(Data records)

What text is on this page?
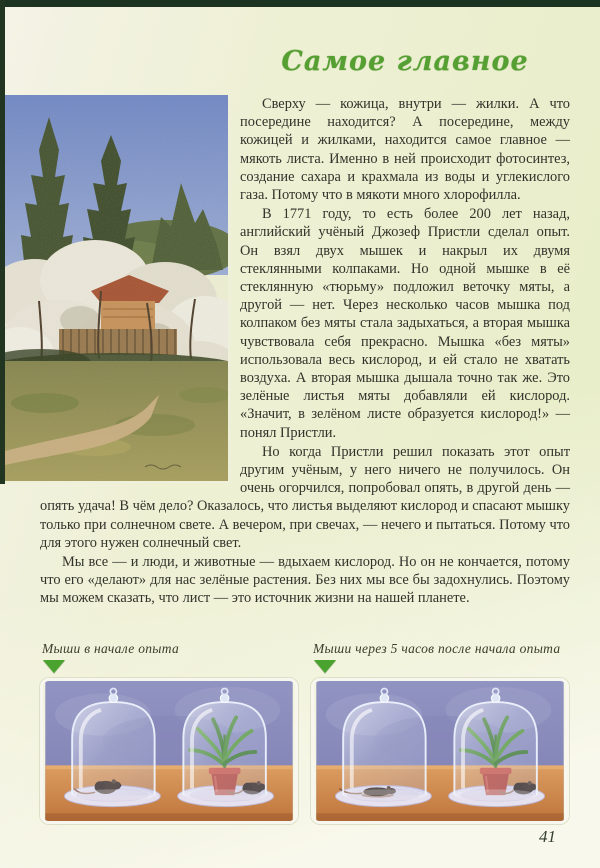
Самое главное

Сверху — кожица, внутри — жилки. А что посередине находится? А посередине, между кожицей и жилками, находится самое главное — мякоть листа. Именно в ней происходит фотосинтез, создание сахара и крахмала из воды и углекислого газа. Потому что в мякоти много хлорофилла.

В 1771 году, то есть более 200 лет назад, английский учёный Джозеф Пристли сделал опыт. Он взял двух мышек и накрыл их двумя стеклянными колпаками. Но одной мышке в её стеклянную «тюрьму» подложил веточку мяты, а другой — нет. Через несколько часов мышка под колпаком без мяты стала задыхаться, а вторая мышка чувствовала себя прекрасно. Мышка «без мяты» использовала весь кислород, и ей стало не хватать воздуха. А вторая мышка дышала точно так же. Это зелёные листья мяты добавляли ей кислород. «Значит, в зелёном листе образуется кислород!» — понял Пристли.

Но когда Пристли решил показать этот опыт другим учёным, у него ничего не получилось. Он очень огорчился, попробовал опять, в другой день — опять удача! В чём дело? Оказалось, что листья выделяют кислород и спасают мышку только при солнечном свете. А вечером, при свечах, — нечего и пытаться. Потому что для этого нужен солнечный свет.

Мы все — и люди, и животные — вдыхаем кислород. Но он не кончается, потому что его «делают» для нас зелёные растения. Без них мы все бы задохнулись. Поэтому мы можем сказать, что лист — это источник жизни на нашей планете.

Мыши в начале опыта	Мыши через 5 часов после начала опыта
41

◆ What you need to do: Copy each line of the preceding data that contains the string "главное".

◆ The output:
Самое главное
Сверху — кожица, внутри — жилки. А что посередине находится? А посередине, между кожицей и жилками, находится самое главное — мякоть листа. Именно в ней происходит фотосинтез, создание сахара и крахмала из воды и углекислого газа. Потому что в мякоти много хлорофилла.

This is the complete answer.